_PROVIDED RECORDS_.
########

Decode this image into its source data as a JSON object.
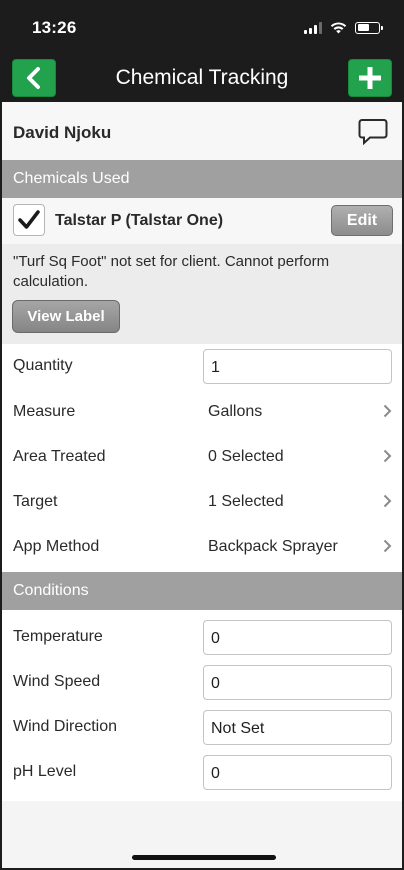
{
  "status": {
    "time": "13:26"
  },
  "nav": {
    "title": "Chemical Tracking",
    "back_icon": "chevron-left-icon",
    "add_icon": "plus-icon"
  },
  "client": {
    "name": "David Njoku",
    "chat_icon": "chat-bubble-icon"
  },
  "sections": {
    "chemicals": "Chemicals Used",
    "conditions": "Conditions"
  },
  "chemical": {
    "checked": true,
    "name": "Talstar P (Talstar One)",
    "edit_label": "Edit",
    "warning": "\"Turf Sq Foot\" not set for client. Cannot perform calculation.",
    "view_label": "View Label"
  },
  "fields": {
    "quantity": {
      "label": "Quantity",
      "value": "1"
    },
    "measure": {
      "label": "Measure",
      "value": "Gallons"
    },
    "area_treated": {
      "label": "Area Treated",
      "value": "0 Selected"
    },
    "target": {
      "label": "Target",
      "value": "1 Selected"
    },
    "app_method": {
      "label": "App Method",
      "value": "Backpack Sprayer"
    }
  },
  "conditions": {
    "temperature": {
      "label": "Temperature",
      "value": "0"
    },
    "wind_speed": {
      "label": "Wind Speed",
      "value": "0"
    },
    "wind_direction": {
      "label": "Wind Direction",
      "value": "Not Set"
    },
    "ph_level": {
      "label": "pH Level",
      "value": "0"
    }
  },
  "colors": {
    "accent_green": "#23a24d",
    "section_gray": "#a0a0a0",
    "dark_bar": "#1c1c1c"
  }
}
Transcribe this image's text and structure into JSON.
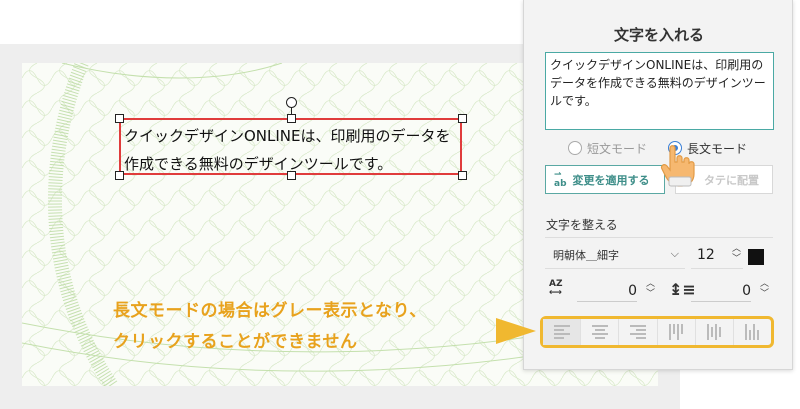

########

_PROBLEM REQUIREMENTS_.
Go through the records above, find every line with the word "client", and list those lines.

_FULL ANSWER_.
  "client": {
    "warning": "\"Turf Sq Foot\" not set for client. Cannot perform calculation.",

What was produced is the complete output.